WHAT IS NEEDED —
Replace "x-tick-label" with "x-axis-tick-label" in every one of the items below, and reproduce each line otherwise unchanged.

:::::

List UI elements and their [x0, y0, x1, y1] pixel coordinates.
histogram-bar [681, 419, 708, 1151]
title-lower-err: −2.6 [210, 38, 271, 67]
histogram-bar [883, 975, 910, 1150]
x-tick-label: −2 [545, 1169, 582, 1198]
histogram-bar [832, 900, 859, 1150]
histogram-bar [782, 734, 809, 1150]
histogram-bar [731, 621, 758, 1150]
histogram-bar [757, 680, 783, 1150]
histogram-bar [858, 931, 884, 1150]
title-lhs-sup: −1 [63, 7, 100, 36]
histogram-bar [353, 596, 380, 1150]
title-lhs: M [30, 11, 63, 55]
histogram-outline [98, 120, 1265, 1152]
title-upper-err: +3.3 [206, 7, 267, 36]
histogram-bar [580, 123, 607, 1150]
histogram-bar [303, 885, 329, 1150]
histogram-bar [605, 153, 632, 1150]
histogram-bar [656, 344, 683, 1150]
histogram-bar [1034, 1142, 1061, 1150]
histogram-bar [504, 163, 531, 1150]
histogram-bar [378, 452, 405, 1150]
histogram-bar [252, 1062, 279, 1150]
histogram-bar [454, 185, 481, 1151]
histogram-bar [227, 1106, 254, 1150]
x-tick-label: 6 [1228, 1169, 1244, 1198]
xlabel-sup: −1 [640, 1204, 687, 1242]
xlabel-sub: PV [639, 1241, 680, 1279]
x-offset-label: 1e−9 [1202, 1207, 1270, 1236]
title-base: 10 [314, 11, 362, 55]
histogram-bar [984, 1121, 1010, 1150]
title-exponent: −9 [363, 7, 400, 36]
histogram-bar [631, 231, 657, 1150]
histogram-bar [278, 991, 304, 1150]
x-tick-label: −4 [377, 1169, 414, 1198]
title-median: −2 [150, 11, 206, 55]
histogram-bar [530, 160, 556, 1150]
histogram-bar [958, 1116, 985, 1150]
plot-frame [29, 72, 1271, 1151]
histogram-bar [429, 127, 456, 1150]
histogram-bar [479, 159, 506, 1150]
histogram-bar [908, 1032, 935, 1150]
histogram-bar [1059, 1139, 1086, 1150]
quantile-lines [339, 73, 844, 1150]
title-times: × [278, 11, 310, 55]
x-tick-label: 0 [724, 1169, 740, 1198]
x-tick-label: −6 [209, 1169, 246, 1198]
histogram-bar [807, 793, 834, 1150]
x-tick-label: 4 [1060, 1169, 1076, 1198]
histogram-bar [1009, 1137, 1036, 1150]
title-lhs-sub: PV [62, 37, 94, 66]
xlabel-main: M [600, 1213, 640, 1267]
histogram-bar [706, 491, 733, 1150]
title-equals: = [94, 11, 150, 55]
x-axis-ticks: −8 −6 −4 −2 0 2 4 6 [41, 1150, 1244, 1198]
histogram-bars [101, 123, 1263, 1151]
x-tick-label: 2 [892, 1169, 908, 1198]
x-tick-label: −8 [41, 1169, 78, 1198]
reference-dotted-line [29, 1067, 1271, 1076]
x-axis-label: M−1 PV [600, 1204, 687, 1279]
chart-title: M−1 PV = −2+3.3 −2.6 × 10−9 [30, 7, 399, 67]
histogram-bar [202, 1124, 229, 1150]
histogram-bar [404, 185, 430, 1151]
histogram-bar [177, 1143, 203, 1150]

:::::

EXERCISE OUTPUT —
List UI elements and their [x0, y0, x1, y1] pixel coordinates.
histogram-bar [681, 419, 708, 1151]
title-lower-err: −2.6 [210, 38, 271, 67]
histogram-bar [883, 975, 910, 1150]
x-axis-tick-label: −2 [545, 1169, 582, 1198]
histogram-bar [832, 900, 859, 1150]
histogram-bar [782, 734, 809, 1150]
histogram-bar [731, 621, 758, 1150]
histogram-bar [757, 680, 783, 1150]
histogram-bar [858, 931, 884, 1150]
title-lhs-sup: −1 [63, 7, 100, 36]
histogram-bar [353, 596, 380, 1150]
title-lhs: M [30, 11, 63, 55]
histogram-outline [98, 120, 1265, 1152]
title-upper-err: +3.3 [206, 7, 267, 36]
histogram-bar [580, 123, 607, 1150]
histogram-bar [303, 885, 329, 1150]
histogram-bar [605, 153, 632, 1150]
histogram-bar [656, 344, 683, 1150]
histogram-bar [1034, 1142, 1061, 1150]
histogram-bar [504, 163, 531, 1150]
histogram-bar [378, 452, 405, 1150]
histogram-bar [252, 1062, 279, 1150]
histogram-bar [454, 185, 481, 1151]
histogram-bar [227, 1106, 254, 1150]
x-axis-tick-label: 6 [1228, 1169, 1244, 1198]
xlabel-sup: −1 [640, 1204, 687, 1242]
xlabel-sub: PV [639, 1241, 680, 1279]
x-offset-label: 1e−9 [1202, 1207, 1270, 1236]
title-base: 10 [314, 11, 362, 55]
histogram-bar [984, 1121, 1010, 1150]
title-exponent: −9 [363, 7, 400, 36]
histogram-bar [631, 231, 657, 1150]
histogram-bar [278, 991, 304, 1150]
x-axis-tick-label: −4 [377, 1169, 414, 1198]
title-median: −2 [150, 11, 206, 55]
histogram-bar [530, 160, 556, 1150]
histogram-bar [958, 1116, 985, 1150]
plot-frame [29, 72, 1271, 1151]
histogram-bar [429, 127, 456, 1150]
histogram-bar [479, 159, 506, 1150]
histogram-bar [908, 1032, 935, 1150]
histogram-bar [1059, 1139, 1086, 1150]
quantile-lines [339, 73, 844, 1150]
title-times: × [278, 11, 310, 55]
x-axis-tick-label: 0 [724, 1169, 740, 1198]
x-axis-tick-label: −6 [209, 1169, 246, 1198]
histogram-bar [807, 793, 834, 1150]
x-axis-tick-label: 4 [1060, 1169, 1076, 1198]
histogram-bar [1009, 1137, 1036, 1150]
title-lhs-sub: PV [62, 37, 94, 66]
xlabel-main: M [600, 1213, 640, 1267]
histogram-bar [706, 491, 733, 1150]
title-equals: = [94, 11, 150, 55]
x-axis-ticks: −8 −6 −4 −2 0 2 4 6 [41, 1150, 1244, 1198]
histogram-bars [101, 123, 1263, 1151]
x-axis-tick-label: 2 [892, 1169, 908, 1198]
x-axis-tick-label: −8 [41, 1169, 78, 1198]
reference-dotted-line [29, 1067, 1271, 1076]
x-axis-label: M−1 PV [600, 1204, 687, 1279]
chart-title: M−1 PV = −2+3.3 −2.6 × 10−9 [30, 7, 399, 67]
histogram-bar [202, 1124, 229, 1150]
histogram-bar [404, 185, 430, 1151]
histogram-bar [177, 1143, 203, 1150]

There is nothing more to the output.